> _Stated task_:
Leave out the pictures; transcribe all else exactly.

> _Record extracts_:
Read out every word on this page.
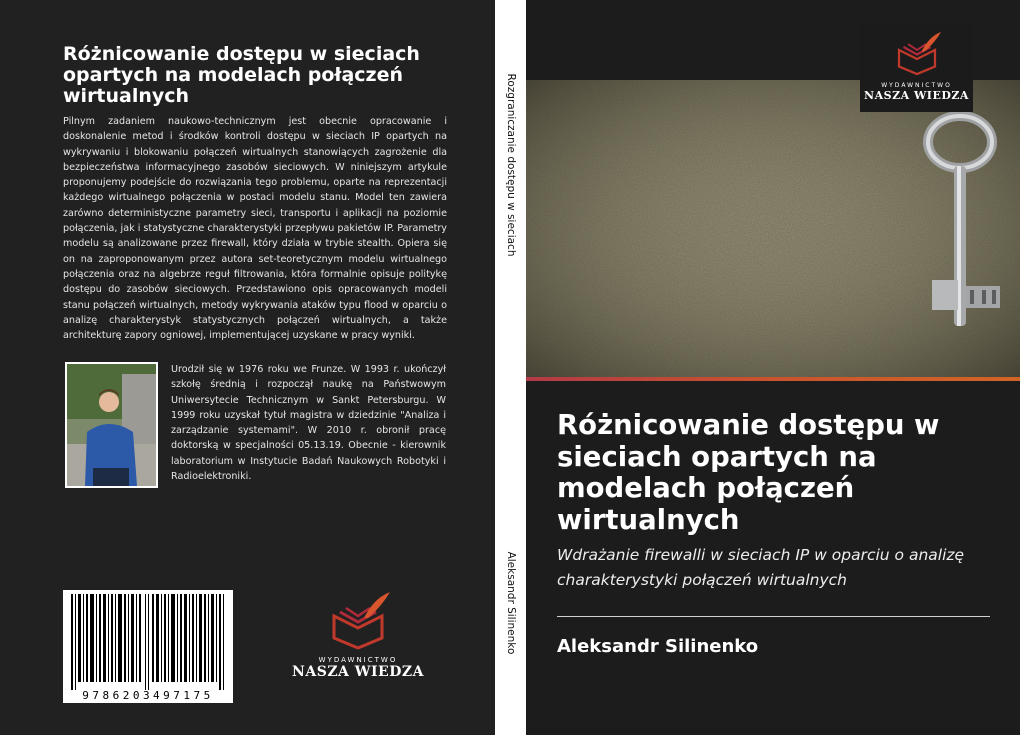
Różnicowanie dostępu w sieciach opartych na modelach połączeń wirtualnych
Pilnym zadaniem naukowo-technicznym jest obecnie opracowanie i doskonalenie metod i środków kontroli dostępu w sieciach IP opartych na wykrywaniu i blokowaniu połączeń wirtualnych stanowiących zagrożenie dla bezpieczeństwa informacyjnego zasobów sieciowych. W niniejszym artykule proponujemy podejście do rozwiązania tego problemu, oparte na reprezentacji każdego wirtualnego połączenia w postaci modelu stanu. Model ten zawiera zarówno deterministyczne parametry sieci, transportu i aplikacji na poziomie połączenia, jak i statystyczne charakterystyki przepływu pakietów IP. Parametry modelu są analizowane przez firewall, który działa w trybie stealth. Opiera się on na zaproponowanym przez autora set-teoretycznym modelu wirtualnego połączenia oraz na algebrze reguł filtrowania, która formalnie opisuje politykę dostępu do zasobów sieciowych. Przedstawiono opis opracowanych modeli stanu połączeń wirtualnych, metody wykrywania ataków typu flood w oparciu o analizę charakterystyk statystycznych połączeń wirtualnych, a także architekturę zapory ogniowej, implementującej uzyskane w pracy wyniki.
Urodził się w 1976 roku we Frunze. W 1993 r. ukończył szkołę średnią i rozpoczął naukę na Państwowym Uniwersytecie Technicznym w Sankt Petersburgu. W 1999 roku uzyskał tytuł magistra w dziedzinie "Analiza i zarządzanie systemami". W 2010 r. obronił pracę doktorską w specjalności 05.13.19. Obecnie - kierownik laboratorium w Instytucie Badań Naukowych Robotyki i Radioelektroniki.
9786203497175
WYDAWNICTWO
NASZA WIEDZA
Rozgraniczanie dostępu w sieciach
Aleksandr Silinenko
WYDAWNICTWO
NASZA WIEDZA
Różnicowanie dostępu w sieciach opartych na modelach połączeń wirtualnych
Wdrażanie firewalli w sieciach IP w oparciu o analizę charakterystyki połączeń wirtualnych
Aleksandr Silinenko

> _Right answer_:
Read out every word on this page.
Różnicowanie dostępu w sieciach opartych na modelach połączeń wirtualnych
Pilnym zadaniem naukowo-technicznym jest obecnie opracowanie i doskonalenie metod i środków kontroli dostępu w sieciach IP opartych na wykrywaniu i blokowaniu połączeń wirtualnych stanowiących zagrożenie dla bezpieczeństwa informacyjnego zasobów sieciowych. W niniejszym artykule proponujemy podejście do rozwiązania tego problemu, oparte na reprezentacji każdego wirtualnego połączenia w postaci modelu stanu. Model ten zawiera zarówno deterministyczne parametry sieci, transportu i aplikacji na poziomie połączenia, jak i statystyczne charakterystyki przepływu pakietów IP. Parametry modelu są analizowane przez firewall, który działa w trybie stealth. Opiera się on na zaproponowanym przez autora set-teoretycznym modelu wirtualnego połączenia oraz na algebrze reguł filtrowania, która formalnie opisuje politykę dostępu do zasobów sieciowych. Przedstawiono opis opracowanych modeli stanu połączeń wirtualnych, metody wykrywania ataków typu flood w oparciu o analizę charakterystyk statystycznych połączeń wirtualnych, a także architekturę zapory ogniowej, implementującej uzyskane w pracy wyniki.
Urodził się w 1976 roku we Frunze. W 1993 r. ukończył szkołę średnią i rozpoczął naukę na Państwowym Uniwersytecie Technicznym w Sankt Petersburgu. W 1999 roku uzyskał tytuł magistra w dziedzinie "Analiza i zarządzanie systemami". W 2010 r. obronił pracę doktorską w specjalności 05.13.19. Obecnie - kierownik laboratorium w Instytucie Badań Naukowych Robotyki i Radioelektroniki.
9786203497175
WYDAWNICTWO
NASZA WIEDZA
Rozgraniczanie dostępu w sieciach
Aleksandr Silinenko
WYDAWNICTWO
NASZA WIEDZA
Różnicowanie dostępu w sieciach opartych na modelach połączeń wirtualnych
Wdrażanie firewalli w sieciach IP w oparciu o analizę charakterystyki połączeń wirtualnych
Aleksandr Silinenko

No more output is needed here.